'''

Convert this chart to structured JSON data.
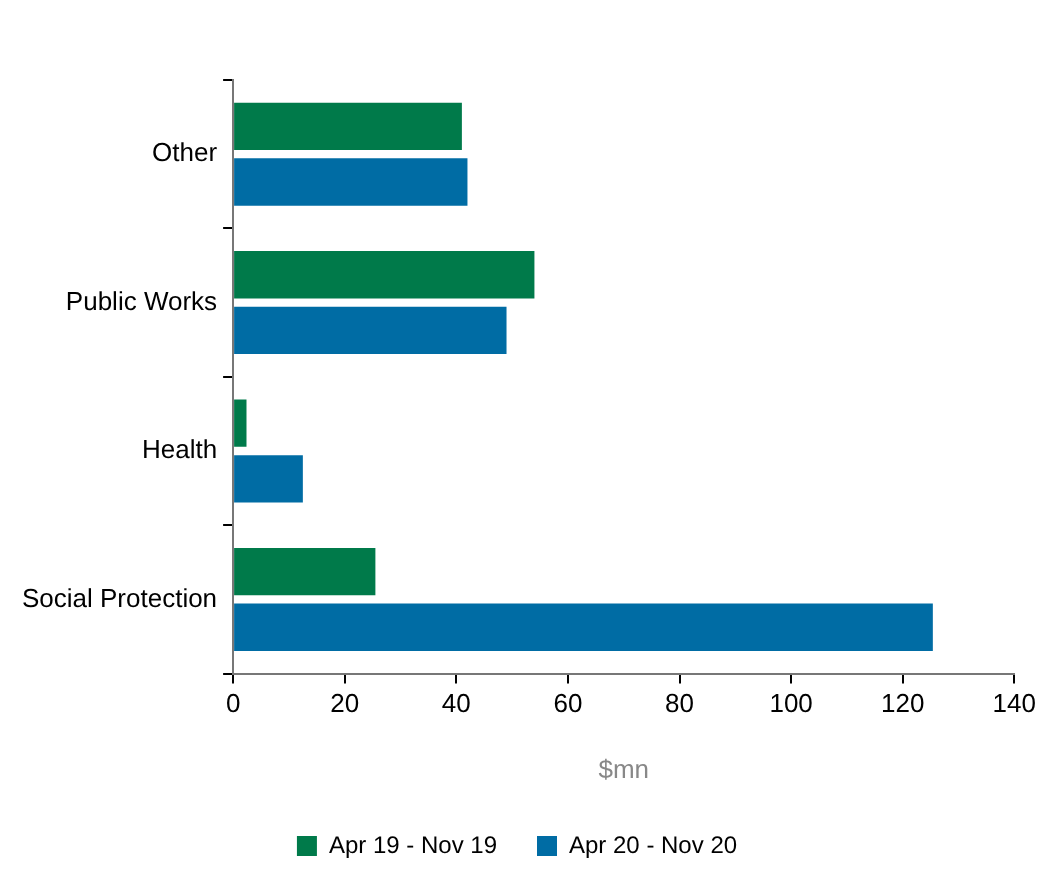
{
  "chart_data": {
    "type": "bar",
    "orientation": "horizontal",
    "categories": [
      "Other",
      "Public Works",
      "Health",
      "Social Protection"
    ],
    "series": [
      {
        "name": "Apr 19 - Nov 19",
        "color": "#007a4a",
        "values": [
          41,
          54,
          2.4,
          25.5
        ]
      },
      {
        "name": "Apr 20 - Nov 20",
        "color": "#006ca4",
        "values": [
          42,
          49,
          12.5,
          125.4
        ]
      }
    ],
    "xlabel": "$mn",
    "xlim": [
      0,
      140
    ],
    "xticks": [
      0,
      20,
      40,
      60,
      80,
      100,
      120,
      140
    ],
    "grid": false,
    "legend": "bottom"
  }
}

'''

Problem details:
The listing above needs to be output again exactly. Don't include the pictures.

Exercise response:
Convert this chart to structured JSON data.
{
  "chart_data": {
    "type": "bar",
    "orientation": "horizontal",
    "categories": [
      "Other",
      "Public Works",
      "Health",
      "Social Protection"
    ],
    "series": [
      {
        "name": "Apr 19 - Nov 19",
        "color": "#007a4a",
        "values": [
          41,
          54,
          2.4,
          25.5
        ]
      },
      {
        "name": "Apr 20 - Nov 20",
        "color": "#006ca4",
        "values": [
          42,
          49,
          12.5,
          125.4
        ]
      }
    ],
    "xlabel": "$mn",
    "xlim": [
      0,
      140
    ],
    "xticks": [
      0,
      20,
      40,
      60,
      80,
      100,
      120,
      140
    ],
    "grid": false,
    "legend": "bottom"
  }
}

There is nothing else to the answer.